**TASK STATEMENT**
Would you write out the listing verbatim and skip every picture in it?

**DATA RECORDS**
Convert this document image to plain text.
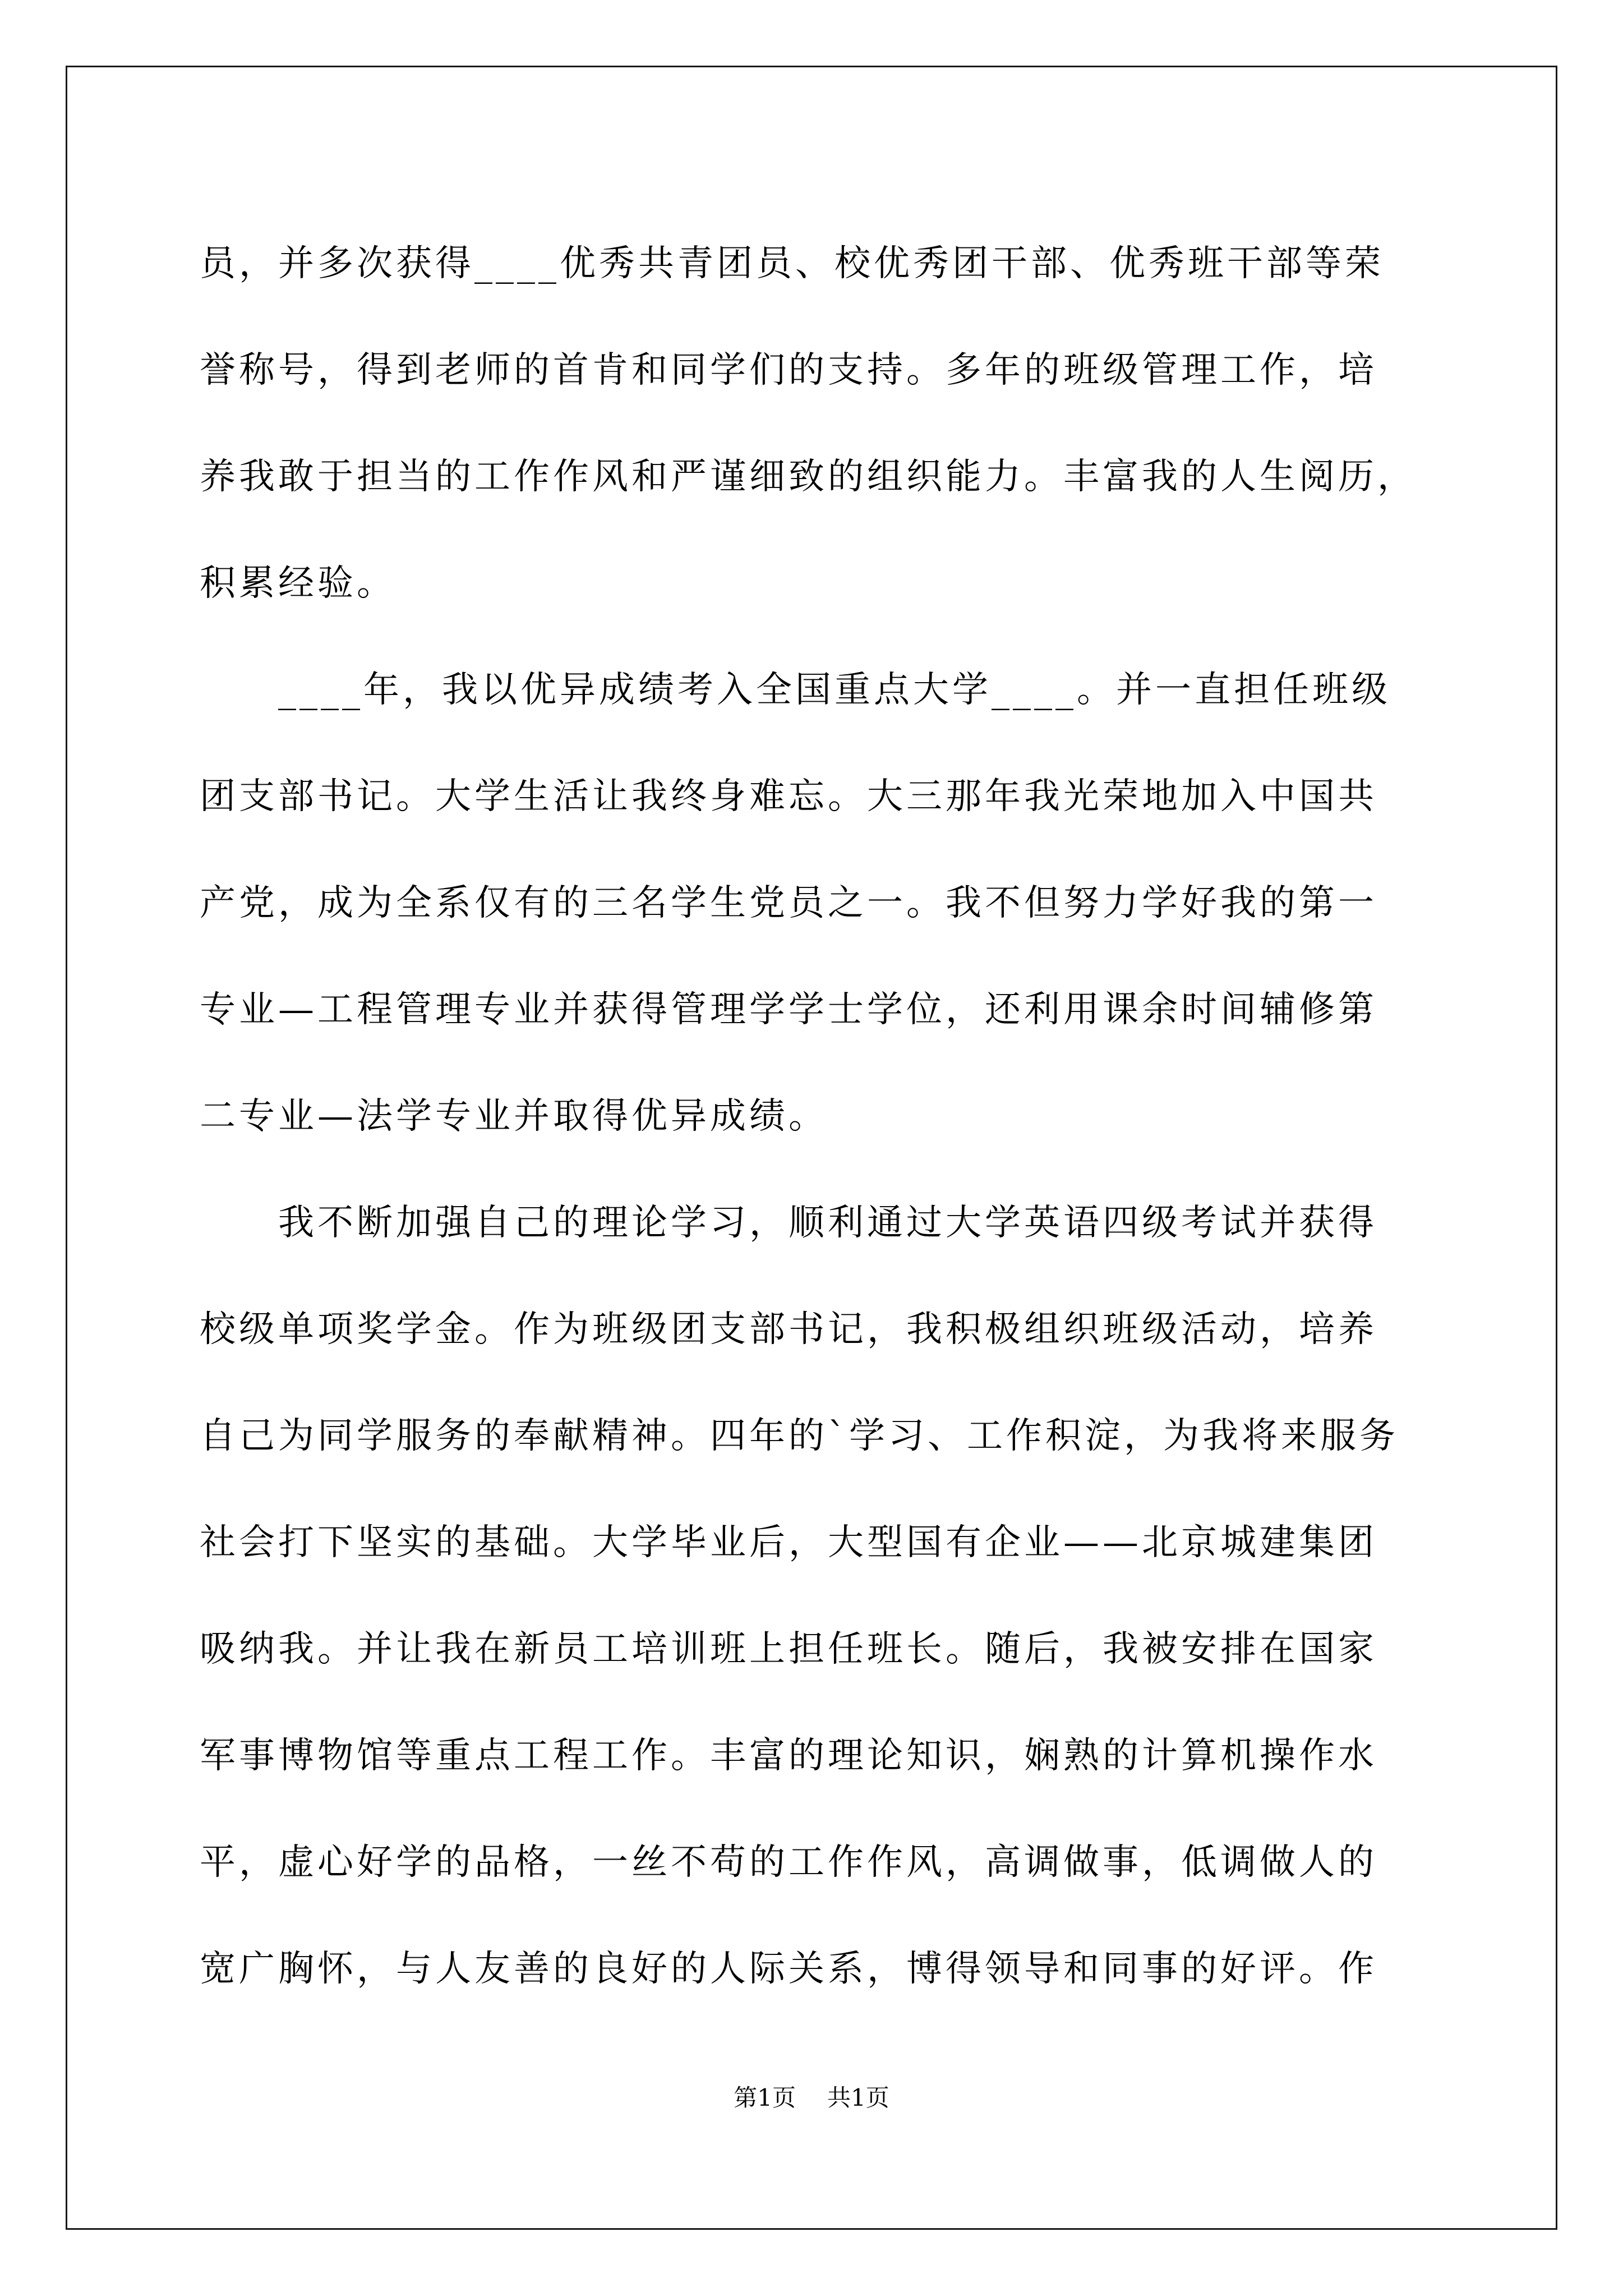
员，并多次获得____优秀共青团员、校优秀团干部、优秀班干部等荣
誉称号，得到老师的首肯和同学们的支持。多年的班级管理工作，培
养我敢于担当的工作作风和严谨细致的组织能力。丰富我的人生阅历，
积累经验。
　　____年，我以优异成绩考入全国重点大学____。并一直担任班级
团支部书记。大学生活让我终身难忘。大三那年我光荣地加入中国共
产党，成为全系仅有的三名学生党员之一。我不但努力学好我的第一
专业—工程管理专业并获得管理学学士学位，还利用课余时间辅修第
二专业—法学专业并取得优异成绩。
　　我不断加强自己的理论学习，顺利通过大学英语四级考试并获得
校级单项奖学金。作为班级团支部书记，我积极组织班级活动，培养
自己为同学服务的奉献精神。四年的`学习、工作积淀，为我将来服务
社会打下坚实的基础。大学毕业后，大型国有企业——北京城建集团
吸纳我。并让我在新员工培训班上担任班长。随后，我被安排在国家
军事博物馆等重点工程工作。丰富的理论知识，娴熟的计算机操作水
平，虚心好学的品格，一丝不苟的工作作风，高调做事，低调做人的
宽广胸怀，与人友善的良好的人际关系，博得领导和同事的好评。作
第1页 共1页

**THE REPLY**
Convert this document image to plain text.
员，并多次获得____优秀共青团员、校优秀团干部、优秀班干部等荣
誉称号，得到老师的首肯和同学们的支持。多年的班级管理工作，培
养我敢于担当的工作作风和严谨细致的组织能力。丰富我的人生阅历，
积累经验。
　　____年，我以优异成绩考入全国重点大学____。并一直担任班级
团支部书记。大学生活让我终身难忘。大三那年我光荣地加入中国共
产党，成为全系仅有的三名学生党员之一。我不但努力学好我的第一
专业—工程管理专业并获得管理学学士学位，还利用课余时间辅修第
二专业—法学专业并取得优异成绩。
　　我不断加强自己的理论学习，顺利通过大学英语四级考试并获得
校级单项奖学金。作为班级团支部书记，我积极组织班级活动，培养
自己为同学服务的奉献精神。四年的`学习、工作积淀，为我将来服务
社会打下坚实的基础。大学毕业后，大型国有企业——北京城建集团
吸纳我。并让我在新员工培训班上担任班长。随后，我被安排在国家
军事博物馆等重点工程工作。丰富的理论知识，娴熟的计算机操作水
平，虚心好学的品格，一丝不苟的工作作风，高调做事，低调做人的
宽广胸怀，与人友善的良好的人际关系，博得领导和同事的好评。作
第1页 共1页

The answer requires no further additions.